* [THE REQUEST]: Pull every line containing "不同年龄生意体量贡献绝对值分布" out of the material below.

* [DATASET RECORDS]:
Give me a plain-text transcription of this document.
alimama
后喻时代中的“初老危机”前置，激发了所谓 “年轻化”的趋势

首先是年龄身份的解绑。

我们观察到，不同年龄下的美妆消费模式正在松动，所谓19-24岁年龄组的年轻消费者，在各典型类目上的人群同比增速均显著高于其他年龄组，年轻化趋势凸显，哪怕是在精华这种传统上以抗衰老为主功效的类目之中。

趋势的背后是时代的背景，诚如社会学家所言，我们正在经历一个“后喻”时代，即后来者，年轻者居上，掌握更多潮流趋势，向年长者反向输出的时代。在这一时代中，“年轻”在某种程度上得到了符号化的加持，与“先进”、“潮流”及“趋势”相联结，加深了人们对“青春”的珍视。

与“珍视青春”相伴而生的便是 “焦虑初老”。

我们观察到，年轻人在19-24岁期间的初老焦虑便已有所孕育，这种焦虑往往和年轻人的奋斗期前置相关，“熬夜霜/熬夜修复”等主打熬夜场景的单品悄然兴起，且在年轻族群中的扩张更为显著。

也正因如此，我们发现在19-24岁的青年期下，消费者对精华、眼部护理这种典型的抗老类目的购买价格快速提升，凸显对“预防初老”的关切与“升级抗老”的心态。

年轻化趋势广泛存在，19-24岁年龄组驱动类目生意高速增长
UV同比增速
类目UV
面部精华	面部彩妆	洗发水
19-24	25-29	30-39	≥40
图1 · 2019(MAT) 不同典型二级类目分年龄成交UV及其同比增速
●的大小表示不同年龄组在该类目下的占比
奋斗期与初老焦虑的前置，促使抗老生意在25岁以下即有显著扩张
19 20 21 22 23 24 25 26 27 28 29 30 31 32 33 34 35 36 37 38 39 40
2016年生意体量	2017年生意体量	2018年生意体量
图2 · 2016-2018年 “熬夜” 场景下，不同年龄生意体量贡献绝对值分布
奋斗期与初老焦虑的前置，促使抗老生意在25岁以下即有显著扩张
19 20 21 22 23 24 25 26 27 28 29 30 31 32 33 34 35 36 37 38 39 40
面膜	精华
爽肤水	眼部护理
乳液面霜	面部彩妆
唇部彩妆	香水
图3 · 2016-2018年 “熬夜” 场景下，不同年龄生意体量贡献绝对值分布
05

* [SOLUTION FOR THIS EXERCISE]:
图2 · 2016-2018年 “熬夜” 场景下，不同年龄生意体量贡献绝对值分布
图3 · 2016-2018年 “熬夜” 场景下，不同年龄生意体量贡献绝对值分布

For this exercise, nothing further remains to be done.